> _Exercise objective_: Where the line holding "Decode this image" appears, start copying, and continue exactly through the last line of the listing, skipping pictures.

Stored data
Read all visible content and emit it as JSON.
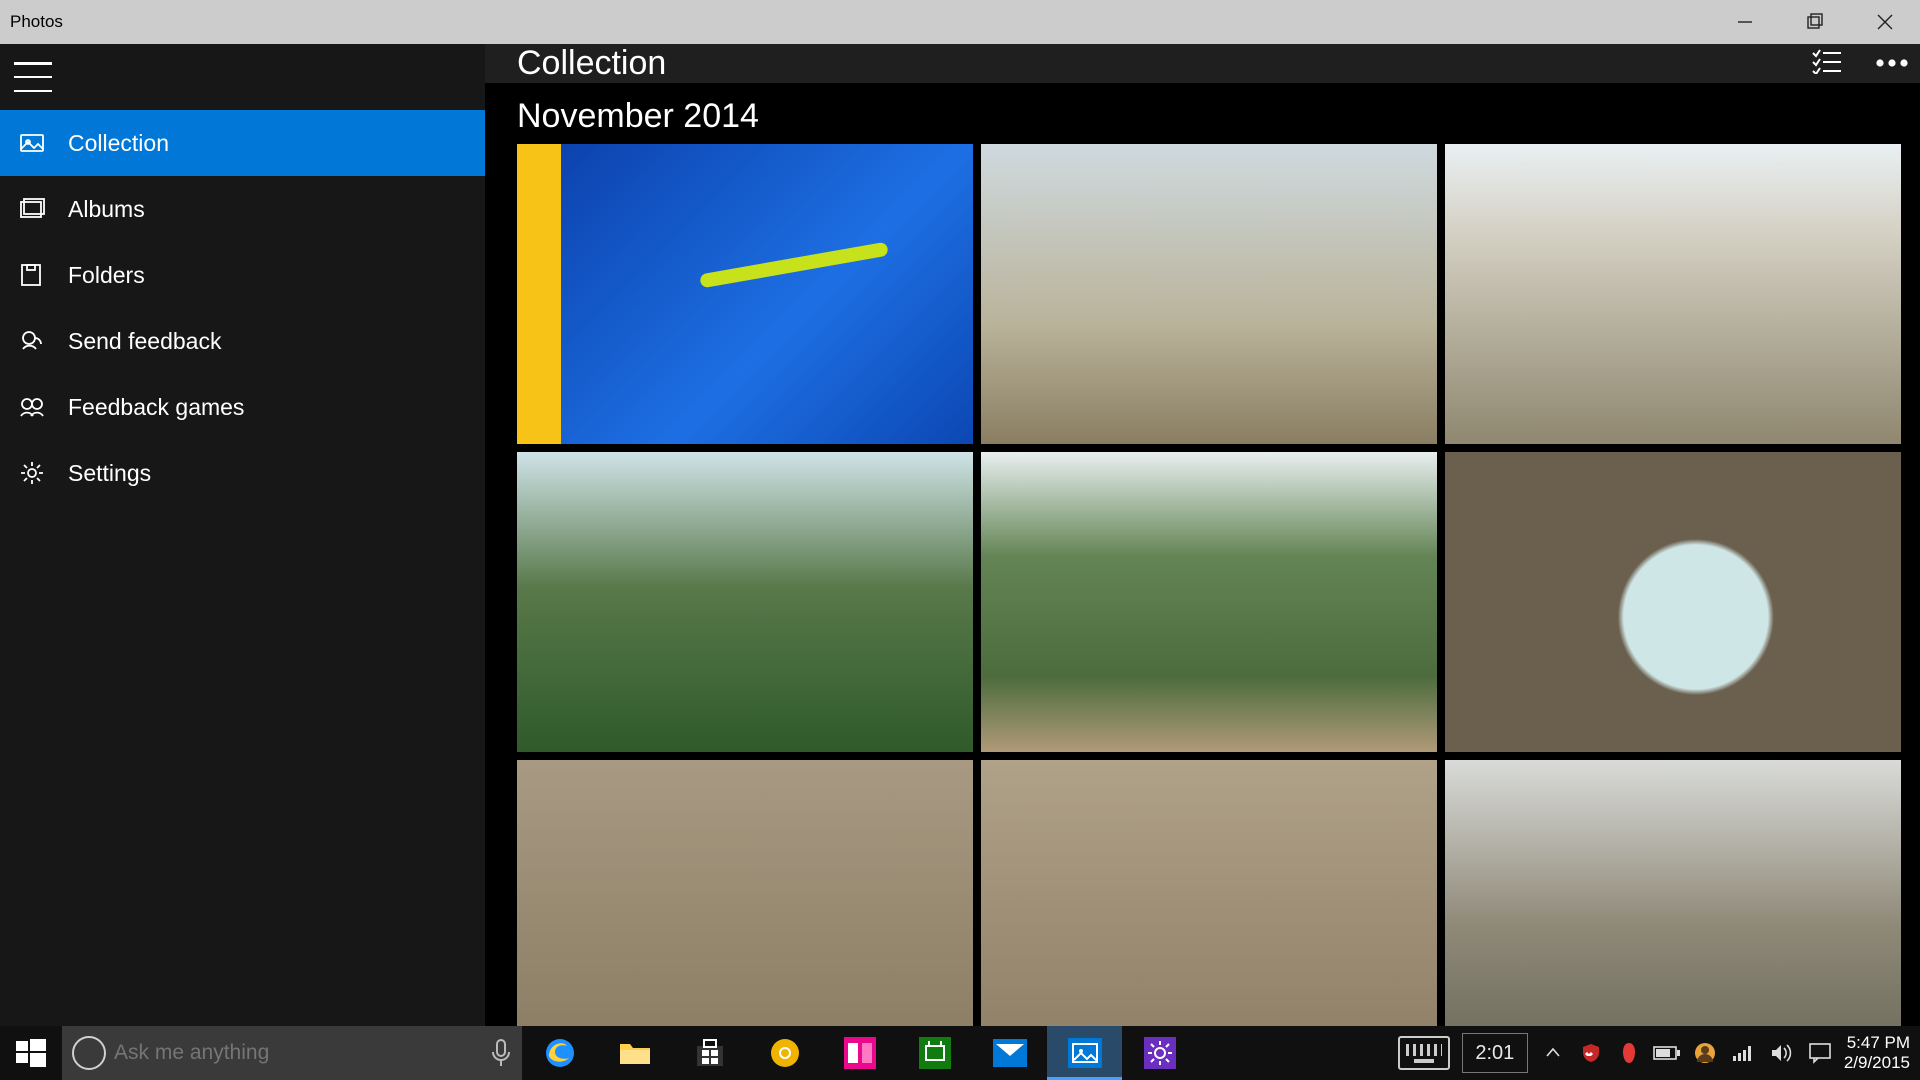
{
  "window": {
    "title": "Photos"
  },
  "sidebar": {
    "items": [
      {
        "label": "Collection",
        "icon": "collection-icon",
        "active": true
      },
      {
        "label": "Albums",
        "icon": "albums-icon"
      },
      {
        "label": "Folders",
        "icon": "folders-icon"
      },
      {
        "label": "Send feedback",
        "icon": "feedback-icon"
      },
      {
        "label": "Feedback games",
        "icon": "feedback-games-icon"
      },
      {
        "label": "Settings",
        "icon": "settings-icon"
      }
    ]
  },
  "header": {
    "title": "Collection"
  },
  "group": {
    "title": "November 2014",
    "photos": [
      {
        "name": "photo-1"
      },
      {
        "name": "photo-2"
      },
      {
        "name": "photo-3"
      },
      {
        "name": "photo-4"
      },
      {
        "name": "photo-5"
      },
      {
        "name": "photo-6"
      },
      {
        "name": "photo-7"
      },
      {
        "name": "photo-8"
      },
      {
        "name": "photo-9"
      }
    ]
  },
  "search": {
    "placeholder": "Ask me anything"
  },
  "taskbar": {
    "pins": [
      {
        "name": "edge"
      },
      {
        "name": "file-explorer"
      },
      {
        "name": "store"
      },
      {
        "name": "chrome-canary"
      },
      {
        "name": "app-pink"
      },
      {
        "name": "xbox"
      },
      {
        "name": "mail"
      },
      {
        "name": "photos",
        "active": true
      },
      {
        "name": "settings-app"
      }
    ],
    "timer": "2:01"
  },
  "clock": {
    "time": "5:47 PM",
    "date": "2/9/2015"
  }
}
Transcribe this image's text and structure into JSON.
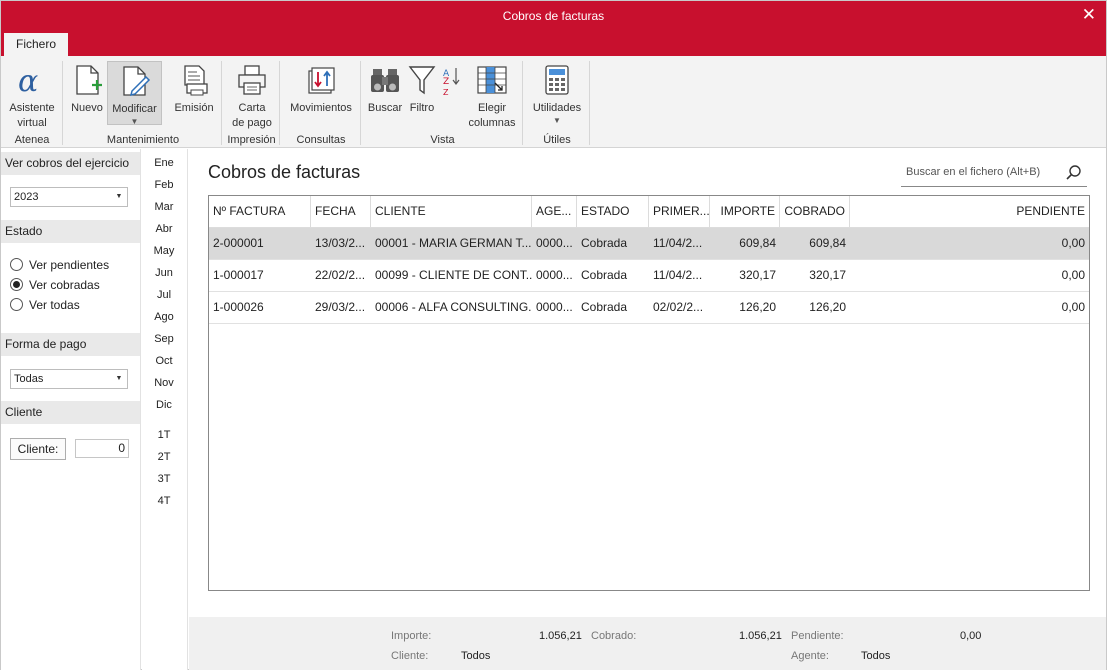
{
  "window": {
    "title": "Cobros de facturas",
    "close_glyph": "✕"
  },
  "tabs": [
    {
      "label": "Fichero"
    }
  ],
  "ribbon": {
    "groups": {
      "atenea": "Atenea",
      "mantenimiento": "Mantenimiento",
      "impresion": "Impresión",
      "consultas": "Consultas",
      "vista": "Vista",
      "utiles": "Útiles"
    },
    "buttons": {
      "asistente_l1": "Asistente",
      "asistente_l2": "virtual",
      "nuevo": "Nuevo",
      "modificar": "Modificar",
      "emision": "Emisión",
      "carta_l1": "Carta",
      "carta_l2": "de pago",
      "movimientos": "Movimientos",
      "buscar": "Buscar",
      "filtro": "Filtro",
      "elegir_l1": "Elegir",
      "elegir_l2": "columnas",
      "utilidades": "Utilidades"
    }
  },
  "filters": {
    "ejercicio_header": "Ver cobros del ejercicio",
    "ejercicio_value": "2023",
    "estado_header": "Estado",
    "estado_options": [
      {
        "label": "Ver pendientes",
        "selected": false
      },
      {
        "label": "Ver cobradas",
        "selected": true
      },
      {
        "label": "Ver todas",
        "selected": false
      }
    ],
    "forma_header": "Forma de pago",
    "forma_value": "Todas",
    "cliente_header": "Cliente",
    "cliente_button": "Cliente:",
    "cliente_value": "0"
  },
  "months": [
    "Ene",
    "Feb",
    "Mar",
    "Abr",
    "May",
    "Jun",
    "Jul",
    "Ago",
    "Sep",
    "Oct",
    "Nov",
    "Dic"
  ],
  "quarters": [
    "1T",
    "2T",
    "3T",
    "4T"
  ],
  "main": {
    "heading": "Cobros de facturas",
    "search_placeholder": "Buscar en el fichero (Alt+B)"
  },
  "table": {
    "columns": [
      "Nº FACTURA",
      "FECHA",
      "CLIENTE",
      "AGE...",
      "ESTADO",
      "PRIMER...",
      "IMPORTE",
      "COBRADO",
      "PENDIENTE"
    ],
    "rows": [
      [
        "2-000001",
        "13/03/2...",
        "00001 - MARIA GERMAN T...",
        "0000...",
        "Cobrada",
        "11/04/2...",
        "609,84",
        "609,84",
        "0,00"
      ],
      [
        "1-000017",
        "22/02/2...",
        "00099 - CLIENTE DE CONT...",
        "0000...",
        "Cobrada",
        "11/04/2...",
        "320,17",
        "320,17",
        "0,00"
      ],
      [
        "1-000026",
        "29/03/2...",
        "00006 - ALFA CONSULTING...",
        "0000...",
        "Cobrada",
        "02/02/2...",
        "126,20",
        "126,20",
        "0,00"
      ]
    ],
    "selected_row": 0
  },
  "footer": {
    "importe_label": "Importe:",
    "importe_value": "1.056,21",
    "cobrado_label": "Cobrado:",
    "cobrado_value": "1.056,21",
    "pendiente_label": "Pendiente:",
    "pendiente_value": "0,00",
    "cliente_label": "Cliente:",
    "cliente_value": "Todos",
    "agente_label": "Agente:",
    "agente_value": "Todos"
  },
  "colors": {
    "accent": "#c8102e",
    "selection": "#d9d9d9",
    "ribbon_bg": "#f3f3f3"
  }
}
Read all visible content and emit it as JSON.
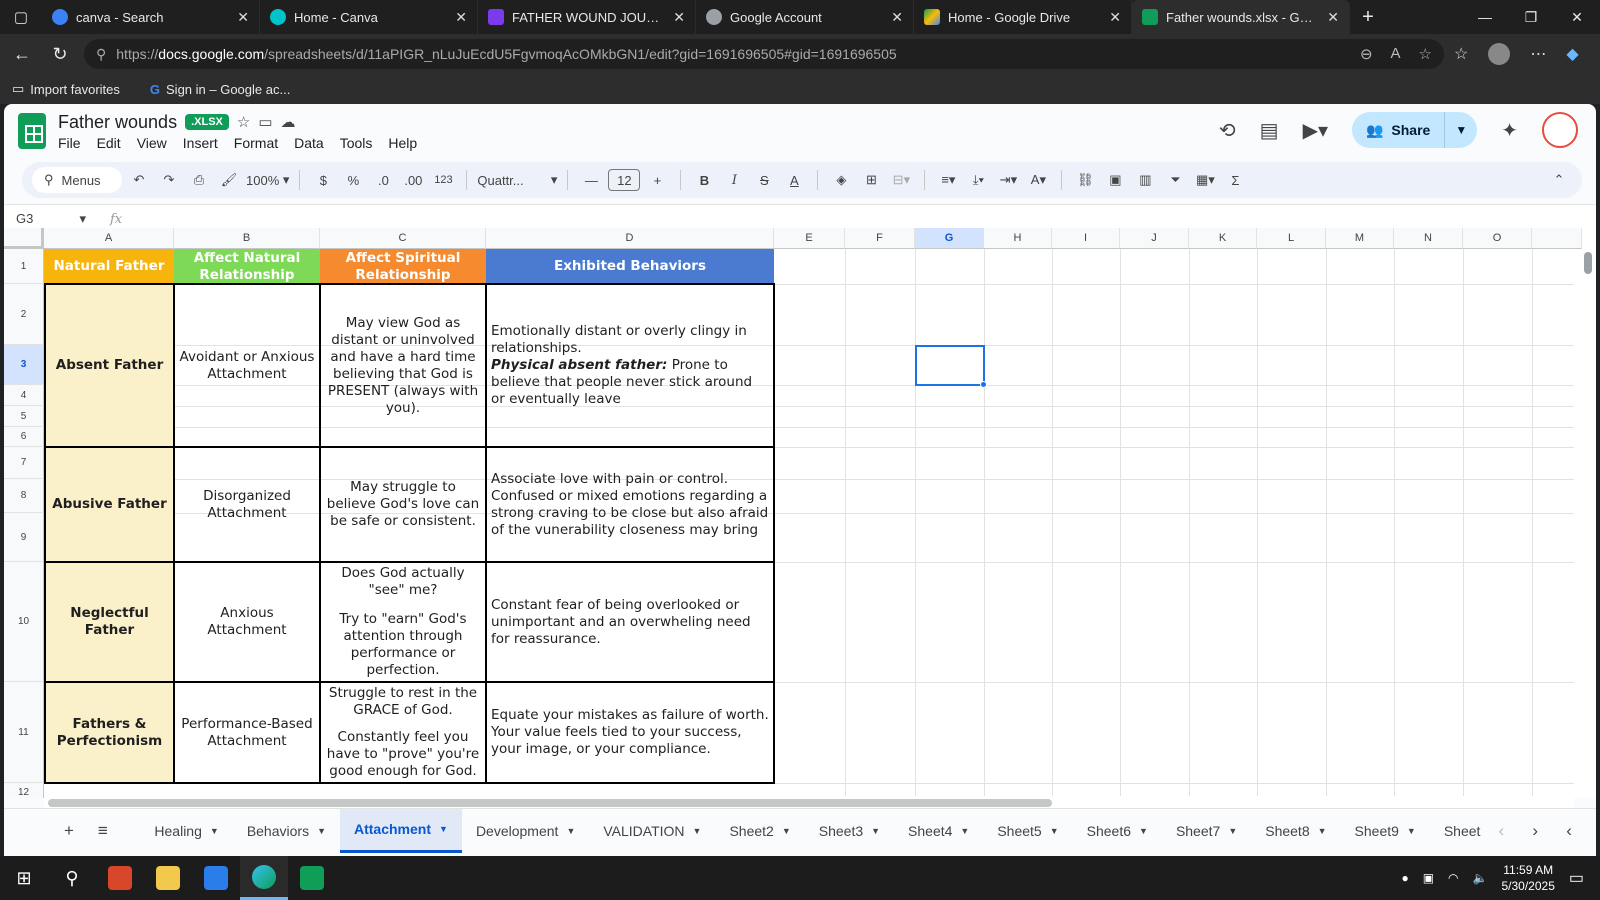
{
  "browser": {
    "tabs": [
      {
        "title": "canva - Search",
        "color": "#3b82f6"
      },
      {
        "title": "Home - Canva",
        "color": "#00c4cc"
      },
      {
        "title": "FATHER WOUND JOURNAL - S",
        "color": "#7c3aed"
      },
      {
        "title": "Google Account",
        "color": "#9aa0a6"
      },
      {
        "title": "Home - Google Drive",
        "color": "#fbbc04"
      },
      {
        "title": "Father wounds.xlsx - Google Sl",
        "color": "#0f9d58"
      }
    ],
    "active_tab": 5,
    "url_prefix": "https://",
    "url_host": "docs.google.com",
    "url_path": "/spreadsheets/d/11aPIGR_nLuJuEcdU5FgvmoqAcOMkbGN1/edit?gid=1691696505#gid=1691696505",
    "bookmarks": [
      "Import favorites",
      "Sign in – Google ac..."
    ]
  },
  "doc": {
    "title": "Father wounds",
    "badge": ".XLSX",
    "menu": [
      "File",
      "Edit",
      "View",
      "Insert",
      "Format",
      "Data",
      "Tools",
      "Help"
    ],
    "share_label": "Share"
  },
  "toolbar": {
    "menus_label": "Menus",
    "zoom": "100%",
    "currency": "$",
    "percent": "%",
    "dec_minus": ".0",
    "dec_plus": ".00",
    "number_format": "123",
    "font": "Quattr...",
    "font_size": "12"
  },
  "formula": {
    "cell_ref": "G3",
    "fx": "fx"
  },
  "grid": {
    "columns": [
      "A",
      "B",
      "C",
      "D",
      "E",
      "F",
      "G",
      "H",
      "I",
      "J",
      "K",
      "L",
      "M",
      "N",
      "O"
    ],
    "rows": [
      "1",
      "2",
      "3",
      "4",
      "5",
      "6",
      "7",
      "8",
      "9",
      "10",
      "11",
      "12"
    ],
    "selected_col": "G",
    "selected_row": "3",
    "header": {
      "a": "Natural Father",
      "b": "Affect Natural Relationship",
      "c": "Affect Spiritual Relationship",
      "d": "Exhibited Behaviors"
    },
    "header_colors": {
      "a": "#f6b40c",
      "b": "#7ed957",
      "c": "#f58a2f",
      "d": "#4a7bd0"
    },
    "rows_data": [
      {
        "a": "Absent Father",
        "b": "Avoidant or Anxious Attachment",
        "c": "May view God as distant or uninvolved and have a hard time believing that God is PRESENT (always with you).",
        "d_plain": "Emotionally distant or overly clingy in relationships.",
        "d_bold": "Physical absent father:",
        "d_rest": "Prone to believe that people  never stick around or eventually leave"
      },
      {
        "a": "Abusive Father",
        "b": "Disorganized Attachment",
        "c": "May struggle to believe God's love can be safe or consistent.",
        "d_plain": "Associate love with pain or control. Confused or mixed emotions regarding a strong craving to be close but also afraid of the vunerability closeness may bring"
      },
      {
        "a": "Neglectful Father",
        "b": "Anxious Attachment",
        "c1": "Does God actually \"see\" me?",
        "c2": "Try to \"earn\" God's attention through performance or perfection.",
        "d_plain": "Constant fear of being overlooked or unimportant and an overwheling need for reassurance."
      },
      {
        "a": "Fathers & Perfectionism",
        "b": "Performance-Based Attachment",
        "c1": "Struggle to rest in the GRACE of God.",
        "c2": "Constantly feel you have to \"prove\" you're good enough for God.",
        "d_plain": "Equate your mistakes as failure of worth. Your value feels tied to your success, your image, or your compliance."
      }
    ]
  },
  "sheets": [
    "Healing",
    "Behaviors",
    "Attachment",
    "Development",
    "VALIDATION",
    "Sheet2",
    "Sheet3",
    "Sheet4",
    "Sheet5",
    "Sheet6",
    "Sheet7",
    "Sheet8",
    "Sheet9",
    "Sheet"
  ],
  "active_sheet": "Attachment",
  "taskbar": {
    "time": "11:59 AM",
    "date": "5/30/2025"
  }
}
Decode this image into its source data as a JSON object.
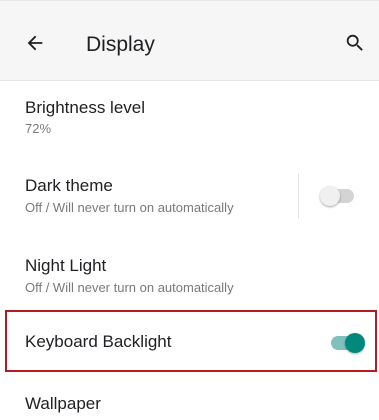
{
  "header": {
    "title": "Display",
    "back_icon": "arrow-back-icon",
    "search_icon": "search-icon"
  },
  "settings": [
    {
      "title": "Brightness level",
      "summary": "72%"
    },
    {
      "title": "Dark theme",
      "summary": "Off / Will never turn on automatically",
      "toggle": "off"
    },
    {
      "title": "Night Light",
      "summary": "Off / Will never turn on automatically"
    },
    {
      "title": "Keyboard Backlight",
      "toggle": "on"
    },
    {
      "title": "Wallpaper"
    }
  ],
  "colors": {
    "accent": "#00897b",
    "accent_track": "#7fc2bd",
    "highlight_border": "#b71c1c",
    "toolbar_background": "#f6f6f6"
  }
}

> _The output_:
Decode this image into its source data as a JSON object.
{
  "header": {
    "title": "Display",
    "back_icon": "arrow-back-icon",
    "search_icon": "search-icon"
  },
  "settings": [
    {
      "title": "Brightness level",
      "summary": "72%"
    },
    {
      "title": "Dark theme",
      "summary": "Off / Will never turn on automatically",
      "toggle": "off"
    },
    {
      "title": "Night Light",
      "summary": "Off / Will never turn on automatically"
    },
    {
      "title": "Keyboard Backlight",
      "toggle": "on"
    },
    {
      "title": "Wallpaper"
    }
  ],
  "colors": {
    "accent": "#00897b",
    "accent_track": "#7fc2bd",
    "highlight_border": "#b71c1c",
    "toolbar_background": "#f6f6f6"
  }
}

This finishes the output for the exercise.